● Input data:
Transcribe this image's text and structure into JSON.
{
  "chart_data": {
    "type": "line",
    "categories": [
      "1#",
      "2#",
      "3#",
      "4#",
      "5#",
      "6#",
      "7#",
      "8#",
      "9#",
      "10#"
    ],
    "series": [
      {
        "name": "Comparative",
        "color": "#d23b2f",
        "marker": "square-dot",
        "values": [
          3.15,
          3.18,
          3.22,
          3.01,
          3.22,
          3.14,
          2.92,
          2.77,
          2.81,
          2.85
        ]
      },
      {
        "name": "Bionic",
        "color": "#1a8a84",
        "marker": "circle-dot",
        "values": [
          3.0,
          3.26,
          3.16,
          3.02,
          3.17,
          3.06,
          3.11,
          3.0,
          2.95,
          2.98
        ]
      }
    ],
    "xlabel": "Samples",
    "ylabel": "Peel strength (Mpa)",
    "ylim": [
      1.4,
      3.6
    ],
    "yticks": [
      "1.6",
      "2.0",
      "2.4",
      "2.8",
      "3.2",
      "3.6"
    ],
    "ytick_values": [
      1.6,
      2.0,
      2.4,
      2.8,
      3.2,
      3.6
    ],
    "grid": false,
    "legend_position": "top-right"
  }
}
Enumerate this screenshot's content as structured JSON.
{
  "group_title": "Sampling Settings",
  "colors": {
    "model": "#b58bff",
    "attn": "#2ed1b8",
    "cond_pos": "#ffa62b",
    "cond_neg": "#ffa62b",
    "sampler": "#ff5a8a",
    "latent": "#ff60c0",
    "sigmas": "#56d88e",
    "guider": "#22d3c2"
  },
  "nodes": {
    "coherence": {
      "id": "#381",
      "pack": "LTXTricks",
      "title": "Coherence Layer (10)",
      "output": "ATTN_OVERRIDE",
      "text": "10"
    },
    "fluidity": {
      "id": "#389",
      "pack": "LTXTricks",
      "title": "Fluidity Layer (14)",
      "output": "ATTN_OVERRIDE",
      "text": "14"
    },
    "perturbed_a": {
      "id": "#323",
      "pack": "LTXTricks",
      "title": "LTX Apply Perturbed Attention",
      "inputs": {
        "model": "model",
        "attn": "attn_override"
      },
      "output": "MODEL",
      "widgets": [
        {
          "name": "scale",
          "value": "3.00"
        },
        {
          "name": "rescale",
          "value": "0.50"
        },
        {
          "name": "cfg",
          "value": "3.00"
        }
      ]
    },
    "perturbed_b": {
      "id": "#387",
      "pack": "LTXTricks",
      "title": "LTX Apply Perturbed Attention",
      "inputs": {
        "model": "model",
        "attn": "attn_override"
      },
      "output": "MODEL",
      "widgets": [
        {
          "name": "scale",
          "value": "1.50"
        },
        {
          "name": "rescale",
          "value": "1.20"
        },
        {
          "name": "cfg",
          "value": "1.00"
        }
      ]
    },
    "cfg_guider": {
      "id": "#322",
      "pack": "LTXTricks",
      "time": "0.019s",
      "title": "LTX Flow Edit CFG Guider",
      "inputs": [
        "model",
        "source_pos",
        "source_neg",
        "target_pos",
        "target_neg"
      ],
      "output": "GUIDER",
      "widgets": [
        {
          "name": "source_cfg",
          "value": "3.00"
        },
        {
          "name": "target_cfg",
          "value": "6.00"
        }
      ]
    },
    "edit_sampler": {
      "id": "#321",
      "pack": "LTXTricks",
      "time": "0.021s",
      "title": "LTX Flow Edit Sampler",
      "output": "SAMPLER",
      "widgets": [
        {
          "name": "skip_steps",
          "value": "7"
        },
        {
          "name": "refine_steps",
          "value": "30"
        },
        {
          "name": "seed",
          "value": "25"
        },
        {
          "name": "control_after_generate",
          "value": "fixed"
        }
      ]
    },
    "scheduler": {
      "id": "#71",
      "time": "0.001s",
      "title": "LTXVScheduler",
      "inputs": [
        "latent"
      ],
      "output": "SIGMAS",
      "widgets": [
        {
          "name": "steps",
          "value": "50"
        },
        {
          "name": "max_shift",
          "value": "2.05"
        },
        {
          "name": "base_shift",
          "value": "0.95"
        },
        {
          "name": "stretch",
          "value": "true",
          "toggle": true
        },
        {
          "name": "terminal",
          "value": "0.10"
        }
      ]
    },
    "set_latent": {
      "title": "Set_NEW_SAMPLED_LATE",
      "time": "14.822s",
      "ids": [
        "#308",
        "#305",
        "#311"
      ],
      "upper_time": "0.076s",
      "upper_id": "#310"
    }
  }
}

● What you should do: Look through the data and show every line containing "text".

● Finished task:
Transcribe this image's text and structure into JSON.
      "text": "10"
      "text": "14"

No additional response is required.